Description of the task » Say how many lines of the material below contain the word "frac", with no other words.

Material for the task »
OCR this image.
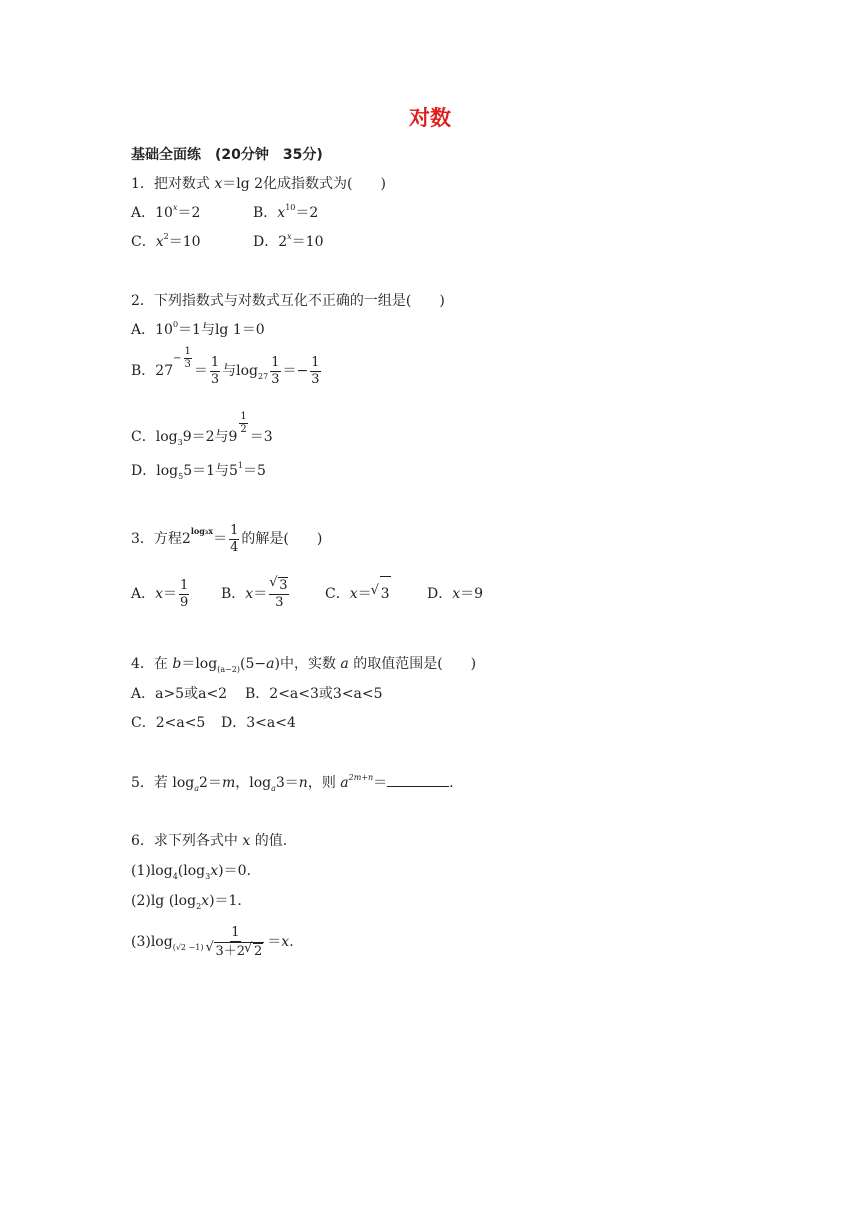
对数
基础全面练　(20分钟　35分)
1．把对数式 x＝lg 2化成指数式为(　　)
A．$10^x=2$	B．$x^{10}=2$
C．$x^2=10$	D．$2^x=10$
2．下列指数式与对数式互化不正确的一组是(　　)
A．$10^0=1$与lg 1＝0
B．$27^{- \frac{1}{3}} = \frac{1}{3}$ 与$\log_{27} \frac{1}{3} =- \frac{1}{3}$
C．$\log_39=2$与9
$\frac{1}{2}$
＝3
D．$\log_55=1$与$5^1=5$
3．方程$2^{log_3x}= \frac{1}{4}$ 的解是(　　)
A．$x= \frac{1}{9}$ B．x＝ √ $\frac{3}{3}$	C．x＝ √ 3	D．x＝9
4．在 $b=\log_{(a-2)}(5-a)$中，实数 a 的取值范围是(　　)
A．a>5或a<2 B．2<a<3或3<a<5
C．2<a<5 D．3<a<4
5．若 $\log_a2=m$，$\log_a3=n$，则 $a^{2m+n}=$	.
6．求下列各式中 x 的值.
$(1)\log_4(\log_3x)=0$.
(2)lg $(\log_2x)=1$.
$(3)\log_{(√2 -1)}$ 1
√ 3＋2 √ 2 ＝x.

Right answer » 4